## TEXTO PARA REVISAR

++++++++++++++++++++

Quiere probar el autor que las grandes revoluciones en el mundo han provenido del atraso de la educación y civilización en las naciones que las sufrieron, y cita la Inglaterra, los Estados Unidos y la Francia. Hablando de esta y de la horrenda época del terror tiene el señor Fabra una ocurrencia tan inocente y singular, que no podemos menos de copiarla.

«El pueblo bajo francés desmoralizado con los principios desorganizadores de hombres ignorantes y perversos que se apoderaron de la revolución, presentó un carácter sumamente atroz y abominable, tanto que llegó a horrorizar a sus mismos motores y directores. Para evitar el extremo de corrupción, desorden y destrucción a donde les dirigía el olvido de los principios morales y religiosos, viendo la insuficiencia del castigo capital ejecutado bárbaramente con la guillotina se recurrió a dos grandes máximas eminentemente útiles para la conservación de la sociedad, la una religiosa y la otra moral. Estas dos sentencias son tan importantes y de tanto interés para conservar el orden de una sociedad bien organizada, que todos los asociados deberían tenerlas siempre impresas en su mente; por lo que he creído oportuno colocarlas en este lugar, tales como se publicaron entonces.

++++++++++++++++++++

## REGISTROS PROPORCIONADOS
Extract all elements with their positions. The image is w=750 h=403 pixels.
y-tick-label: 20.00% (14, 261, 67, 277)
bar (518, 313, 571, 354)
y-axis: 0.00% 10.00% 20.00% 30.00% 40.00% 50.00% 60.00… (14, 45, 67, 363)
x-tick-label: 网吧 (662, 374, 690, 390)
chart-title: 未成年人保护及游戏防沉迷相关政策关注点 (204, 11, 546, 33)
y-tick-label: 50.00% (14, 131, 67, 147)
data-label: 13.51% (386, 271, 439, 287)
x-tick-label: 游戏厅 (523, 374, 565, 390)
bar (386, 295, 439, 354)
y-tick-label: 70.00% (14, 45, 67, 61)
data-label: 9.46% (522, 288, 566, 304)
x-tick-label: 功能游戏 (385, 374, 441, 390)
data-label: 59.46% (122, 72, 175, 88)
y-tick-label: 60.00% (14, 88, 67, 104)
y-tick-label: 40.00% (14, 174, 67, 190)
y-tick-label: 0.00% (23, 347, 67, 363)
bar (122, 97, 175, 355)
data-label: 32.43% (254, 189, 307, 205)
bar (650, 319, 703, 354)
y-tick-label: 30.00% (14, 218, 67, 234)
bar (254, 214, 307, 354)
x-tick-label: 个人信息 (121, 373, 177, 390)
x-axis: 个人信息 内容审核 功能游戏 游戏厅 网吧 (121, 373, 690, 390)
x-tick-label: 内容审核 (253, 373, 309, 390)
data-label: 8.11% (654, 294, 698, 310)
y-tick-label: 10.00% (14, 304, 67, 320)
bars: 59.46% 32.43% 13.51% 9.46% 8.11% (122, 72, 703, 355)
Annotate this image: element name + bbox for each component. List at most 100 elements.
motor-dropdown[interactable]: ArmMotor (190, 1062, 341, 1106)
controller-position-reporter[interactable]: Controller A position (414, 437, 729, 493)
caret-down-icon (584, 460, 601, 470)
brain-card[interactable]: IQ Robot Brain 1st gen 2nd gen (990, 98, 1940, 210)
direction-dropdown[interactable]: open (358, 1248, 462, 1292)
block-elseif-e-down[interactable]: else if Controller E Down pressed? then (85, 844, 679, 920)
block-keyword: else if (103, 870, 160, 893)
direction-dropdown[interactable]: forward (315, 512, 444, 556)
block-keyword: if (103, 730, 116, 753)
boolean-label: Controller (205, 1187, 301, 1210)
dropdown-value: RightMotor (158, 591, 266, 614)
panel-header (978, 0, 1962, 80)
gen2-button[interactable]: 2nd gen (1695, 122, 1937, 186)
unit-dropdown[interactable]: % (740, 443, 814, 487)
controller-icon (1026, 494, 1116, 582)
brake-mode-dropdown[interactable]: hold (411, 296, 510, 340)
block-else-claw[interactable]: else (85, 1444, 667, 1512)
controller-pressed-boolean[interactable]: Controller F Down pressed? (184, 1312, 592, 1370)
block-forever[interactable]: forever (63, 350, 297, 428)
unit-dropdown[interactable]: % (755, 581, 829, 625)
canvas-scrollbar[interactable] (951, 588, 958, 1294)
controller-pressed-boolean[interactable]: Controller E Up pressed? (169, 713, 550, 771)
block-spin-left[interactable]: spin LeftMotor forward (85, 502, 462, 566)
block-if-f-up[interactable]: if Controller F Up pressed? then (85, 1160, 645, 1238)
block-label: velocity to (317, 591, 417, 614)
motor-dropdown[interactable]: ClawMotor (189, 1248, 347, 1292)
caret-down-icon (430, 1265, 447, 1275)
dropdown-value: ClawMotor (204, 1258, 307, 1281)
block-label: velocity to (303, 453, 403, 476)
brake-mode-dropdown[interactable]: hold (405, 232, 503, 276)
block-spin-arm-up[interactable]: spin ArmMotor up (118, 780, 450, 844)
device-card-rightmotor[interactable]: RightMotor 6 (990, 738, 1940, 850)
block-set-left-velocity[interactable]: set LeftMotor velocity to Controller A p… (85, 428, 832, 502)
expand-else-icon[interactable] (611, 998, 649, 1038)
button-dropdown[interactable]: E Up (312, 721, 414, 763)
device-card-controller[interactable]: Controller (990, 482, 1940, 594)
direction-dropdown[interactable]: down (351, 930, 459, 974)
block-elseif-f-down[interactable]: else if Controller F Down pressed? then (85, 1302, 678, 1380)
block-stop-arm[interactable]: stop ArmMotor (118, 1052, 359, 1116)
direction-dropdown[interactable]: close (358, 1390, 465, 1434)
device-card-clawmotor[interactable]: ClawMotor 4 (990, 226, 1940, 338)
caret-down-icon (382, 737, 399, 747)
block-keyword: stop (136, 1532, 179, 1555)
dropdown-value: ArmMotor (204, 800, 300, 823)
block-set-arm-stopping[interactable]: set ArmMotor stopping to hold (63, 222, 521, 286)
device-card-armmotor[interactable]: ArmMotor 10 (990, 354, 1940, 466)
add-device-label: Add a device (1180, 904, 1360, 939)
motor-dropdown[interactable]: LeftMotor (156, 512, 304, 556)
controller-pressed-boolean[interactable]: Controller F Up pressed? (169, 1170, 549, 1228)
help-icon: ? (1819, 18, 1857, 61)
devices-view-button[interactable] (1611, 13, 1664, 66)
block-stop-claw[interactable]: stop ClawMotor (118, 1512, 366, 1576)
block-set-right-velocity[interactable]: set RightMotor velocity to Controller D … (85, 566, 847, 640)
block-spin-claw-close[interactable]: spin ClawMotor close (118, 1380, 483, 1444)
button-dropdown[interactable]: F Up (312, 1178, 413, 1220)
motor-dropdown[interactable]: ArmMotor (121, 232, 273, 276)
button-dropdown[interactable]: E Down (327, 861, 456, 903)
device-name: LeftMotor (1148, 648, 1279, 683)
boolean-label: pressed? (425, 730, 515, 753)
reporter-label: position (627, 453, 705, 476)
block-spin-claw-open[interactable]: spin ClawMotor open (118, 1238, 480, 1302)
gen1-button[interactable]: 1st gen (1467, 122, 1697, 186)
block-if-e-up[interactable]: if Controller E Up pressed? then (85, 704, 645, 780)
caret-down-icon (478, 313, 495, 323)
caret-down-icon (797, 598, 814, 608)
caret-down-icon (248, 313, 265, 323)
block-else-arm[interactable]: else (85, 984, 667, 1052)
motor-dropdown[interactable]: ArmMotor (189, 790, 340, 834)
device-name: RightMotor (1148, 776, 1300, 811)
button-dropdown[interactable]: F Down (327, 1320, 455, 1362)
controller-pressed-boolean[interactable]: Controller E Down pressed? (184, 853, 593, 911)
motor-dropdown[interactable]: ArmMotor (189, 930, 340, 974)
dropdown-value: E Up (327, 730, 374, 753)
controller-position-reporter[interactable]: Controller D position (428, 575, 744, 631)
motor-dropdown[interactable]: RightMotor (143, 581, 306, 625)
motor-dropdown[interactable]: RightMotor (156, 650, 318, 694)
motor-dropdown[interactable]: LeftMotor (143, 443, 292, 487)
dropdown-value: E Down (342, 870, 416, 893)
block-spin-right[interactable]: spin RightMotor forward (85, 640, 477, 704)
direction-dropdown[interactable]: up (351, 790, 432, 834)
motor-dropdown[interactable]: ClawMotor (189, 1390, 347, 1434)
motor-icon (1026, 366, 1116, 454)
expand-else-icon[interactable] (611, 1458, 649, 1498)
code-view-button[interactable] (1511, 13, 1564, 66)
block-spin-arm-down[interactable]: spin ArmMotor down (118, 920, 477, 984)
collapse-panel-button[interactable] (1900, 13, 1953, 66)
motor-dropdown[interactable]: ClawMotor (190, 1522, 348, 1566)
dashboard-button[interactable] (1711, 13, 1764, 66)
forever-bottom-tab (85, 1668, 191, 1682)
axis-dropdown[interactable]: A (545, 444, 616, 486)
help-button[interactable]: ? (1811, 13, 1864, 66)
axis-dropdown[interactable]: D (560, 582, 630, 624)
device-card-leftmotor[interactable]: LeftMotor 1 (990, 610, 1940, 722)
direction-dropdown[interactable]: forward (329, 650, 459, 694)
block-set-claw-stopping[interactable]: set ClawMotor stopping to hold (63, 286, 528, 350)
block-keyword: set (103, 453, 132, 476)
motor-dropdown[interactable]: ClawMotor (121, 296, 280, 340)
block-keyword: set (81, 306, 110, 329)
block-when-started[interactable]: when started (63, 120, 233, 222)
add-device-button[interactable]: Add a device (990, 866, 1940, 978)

++++++++++++++++++++

## TAREAS DEL EJERCICIO
- a) Vuelve a escribir el tramo del texto para revisar que va desde "Quiere probar el" hasta "menos de copiarla.", y cambia "Inglaterra" por "Holanda".
- b) Enumera las naciones que, según el texto para revisar, cita el autor como ejemplos de grandes revoluciones.
- c) Según el texto para revisar, ¿a cuántas máximas se recurrió para evitar el extremo de corrupción, y de qué tipo eran?

## RESPUESTAS ESPERADAS
- a)
Quiere probar el autor que las grandes revoluciones en el mundo han provenido del atraso de la educación y civilización en las naciones que las sufrieron, y cita la Holanda, los Estados Unidos y la Francia. Hablando de esta y de la horrenda época del terror tiene el señor Fabra una ocurrencia tan inocente y singular, que no podemos menos de copiarla.

- b) Inglaterra, los Estados Unidos y Francia.

- c) A dos grandes máximas, una religiosa y otra moral.